> _Set exercise_:
Write out the whole listing exactly as it stands.

> _Data extract_:

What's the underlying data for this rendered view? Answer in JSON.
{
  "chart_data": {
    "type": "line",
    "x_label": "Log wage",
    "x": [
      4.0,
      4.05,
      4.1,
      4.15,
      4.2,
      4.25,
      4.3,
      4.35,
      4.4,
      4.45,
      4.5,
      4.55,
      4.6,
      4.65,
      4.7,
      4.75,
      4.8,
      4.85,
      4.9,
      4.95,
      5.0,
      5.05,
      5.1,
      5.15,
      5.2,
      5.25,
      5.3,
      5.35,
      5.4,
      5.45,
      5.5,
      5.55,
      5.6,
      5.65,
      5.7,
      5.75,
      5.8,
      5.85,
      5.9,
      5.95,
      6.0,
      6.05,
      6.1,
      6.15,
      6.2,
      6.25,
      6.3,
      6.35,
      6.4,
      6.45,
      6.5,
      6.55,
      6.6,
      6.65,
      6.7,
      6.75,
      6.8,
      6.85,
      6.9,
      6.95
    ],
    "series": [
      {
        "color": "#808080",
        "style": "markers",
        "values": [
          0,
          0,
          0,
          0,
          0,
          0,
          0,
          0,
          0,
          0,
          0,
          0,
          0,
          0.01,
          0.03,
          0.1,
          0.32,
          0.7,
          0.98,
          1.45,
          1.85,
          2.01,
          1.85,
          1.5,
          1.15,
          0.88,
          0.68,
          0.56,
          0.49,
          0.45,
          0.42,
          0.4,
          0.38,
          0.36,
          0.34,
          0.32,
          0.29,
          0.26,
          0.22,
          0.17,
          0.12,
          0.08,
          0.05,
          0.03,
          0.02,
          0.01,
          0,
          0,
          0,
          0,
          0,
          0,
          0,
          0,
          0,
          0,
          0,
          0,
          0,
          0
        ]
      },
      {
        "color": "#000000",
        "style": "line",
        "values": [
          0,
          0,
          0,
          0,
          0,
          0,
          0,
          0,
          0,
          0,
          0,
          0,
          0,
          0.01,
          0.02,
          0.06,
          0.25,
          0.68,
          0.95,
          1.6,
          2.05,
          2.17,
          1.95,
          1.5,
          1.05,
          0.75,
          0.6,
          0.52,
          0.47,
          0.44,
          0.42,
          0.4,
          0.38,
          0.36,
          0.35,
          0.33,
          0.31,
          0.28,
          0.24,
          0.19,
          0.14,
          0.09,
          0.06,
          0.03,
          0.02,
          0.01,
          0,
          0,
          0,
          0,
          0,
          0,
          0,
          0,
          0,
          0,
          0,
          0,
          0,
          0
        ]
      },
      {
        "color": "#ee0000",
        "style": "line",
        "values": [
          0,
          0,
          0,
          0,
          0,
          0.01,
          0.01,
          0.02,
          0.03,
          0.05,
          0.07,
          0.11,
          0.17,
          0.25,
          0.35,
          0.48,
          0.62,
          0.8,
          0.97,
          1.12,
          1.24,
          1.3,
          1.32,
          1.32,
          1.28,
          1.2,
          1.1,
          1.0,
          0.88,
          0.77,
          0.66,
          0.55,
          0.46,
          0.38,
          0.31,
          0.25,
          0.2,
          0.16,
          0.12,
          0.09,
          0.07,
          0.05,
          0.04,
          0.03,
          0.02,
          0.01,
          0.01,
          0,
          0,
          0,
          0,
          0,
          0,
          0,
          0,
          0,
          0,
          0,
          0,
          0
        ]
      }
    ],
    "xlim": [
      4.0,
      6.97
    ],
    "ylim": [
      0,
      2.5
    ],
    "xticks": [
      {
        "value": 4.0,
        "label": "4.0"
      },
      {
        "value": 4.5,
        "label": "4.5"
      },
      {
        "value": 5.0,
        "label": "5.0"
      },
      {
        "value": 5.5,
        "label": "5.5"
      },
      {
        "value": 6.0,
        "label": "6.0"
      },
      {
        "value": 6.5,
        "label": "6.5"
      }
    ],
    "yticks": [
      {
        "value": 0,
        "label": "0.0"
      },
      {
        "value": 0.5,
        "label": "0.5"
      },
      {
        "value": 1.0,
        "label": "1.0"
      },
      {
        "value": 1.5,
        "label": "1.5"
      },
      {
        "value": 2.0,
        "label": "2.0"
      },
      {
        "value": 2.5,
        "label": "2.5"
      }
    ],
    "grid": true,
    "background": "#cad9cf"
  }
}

> _Written solution_:
What's the underlying data for this rendered view? Answer in JSON.
{
  "chart_data": {
    "type": "line",
    "x_label": "Log wage",
    "x": [
      4.0,
      4.05,
      4.1,
      4.15,
      4.2,
      4.25,
      4.3,
      4.35,
      4.4,
      4.45,
      4.5,
      4.55,
      4.6,
      4.65,
      4.7,
      4.75,
      4.8,
      4.85,
      4.9,
      4.95,
      5.0,
      5.05,
      5.1,
      5.15,
      5.2,
      5.25,
      5.3,
      5.35,
      5.4,
      5.45,
      5.5,
      5.55,
      5.6,
      5.65,
      5.7,
      5.75,
      5.8,
      5.85,
      5.9,
      5.95,
      6.0,
      6.05,
      6.1,
      6.15,
      6.2,
      6.25,
      6.3,
      6.35,
      6.4,
      6.45,
      6.5,
      6.55,
      6.6,
      6.65,
      6.7,
      6.75,
      6.8,
      6.85,
      6.9,
      6.95
    ],
    "series": [
      {
        "color": "#808080",
        "style": "markers",
        "values": [
          0,
          0,
          0,
          0,
          0,
          0,
          0,
          0,
          0,
          0,
          0,
          0,
          0,
          0.01,
          0.03,
          0.1,
          0.32,
          0.7,
          0.98,
          1.45,
          1.85,
          2.01,
          1.85,
          1.5,
          1.15,
          0.88,
          0.68,
          0.56,
          0.49,
          0.45,
          0.42,
          0.4,
          0.38,
          0.36,
          0.34,
          0.32,
          0.29,
          0.26,
          0.22,
          0.17,
          0.12,
          0.08,
          0.05,
          0.03,
          0.02,
          0.01,
          0,
          0,
          0,
          0,
          0,
          0,
          0,
          0,
          0,
          0,
          0,
          0,
          0,
          0
        ]
      },
      {
        "color": "#000000",
        "style": "line",
        "values": [
          0,
          0,
          0,
          0,
          0,
          0,
          0,
          0,
          0,
          0,
          0,
          0,
          0,
          0.01,
          0.02,
          0.06,
          0.25,
          0.68,
          0.95,
          1.6,
          2.05,
          2.17,
          1.95,
          1.5,
          1.05,
          0.75,
          0.6,
          0.52,
          0.47,
          0.44,
          0.42,
          0.4,
          0.38,
          0.36,
          0.35,
          0.33,
          0.31,
          0.28,
          0.24,
          0.19,
          0.14,
          0.09,
          0.06,
          0.03,
          0.02,
          0.01,
          0,
          0,
          0,
          0,
          0,
          0,
          0,
          0,
          0,
          0,
          0,
          0,
          0,
          0
        ]
      },
      {
        "color": "#ee0000",
        "style": "line",
        "values": [
          0,
          0,
          0,
          0,
          0,
          0.01,
          0.01,
          0.02,
          0.03,
          0.05,
          0.07,
          0.11,
          0.17,
          0.25,
          0.35,
          0.48,
          0.62,
          0.8,
          0.97,
          1.12,
          1.24,
          1.3,
          1.32,
          1.32,
          1.28,
          1.2,
          1.1,
          1.0,
          0.88,
          0.77,
          0.66,
          0.55,
          0.46,
          0.38,
          0.31,
          0.25,
          0.2,
          0.16,
          0.12,
          0.09,
          0.07,
          0.05,
          0.04,
          0.03,
          0.02,
          0.01,
          0.01,
          0,
          0,
          0,
          0,
          0,
          0,
          0,
          0,
          0,
          0,
          0,
          0,
          0
        ]
      }
    ],
    "xlim": [
      4.0,
      6.97
    ],
    "ylim": [
      0,
      2.5
    ],
    "xticks": [
      {
        "value": 4.0,
        "label": "4.0"
      },
      {
        "value": 4.5,
        "label": "4.5"
      },
      {
        "value": 5.0,
        "label": "5.0"
      },
      {
        "value": 5.5,
        "label": "5.5"
      },
      {
        "value": 6.0,
        "label": "6.0"
      },
      {
        "value": 6.5,
        "label": "6.5"
      }
    ],
    "yticks": [
      {
        "value": 0,
        "label": "0.0"
      },
      {
        "value": 0.5,
        "label": "0.5"
      },
      {
        "value": 1.0,
        "label": "1.0"
      },
      {
        "value": 1.5,
        "label": "1.5"
      },
      {
        "value": 2.0,
        "label": "2.0"
      },
      {
        "value": 2.5,
        "label": "2.5"
      }
    ],
    "grid": true,
    "background": "#cad9cf"
  }
}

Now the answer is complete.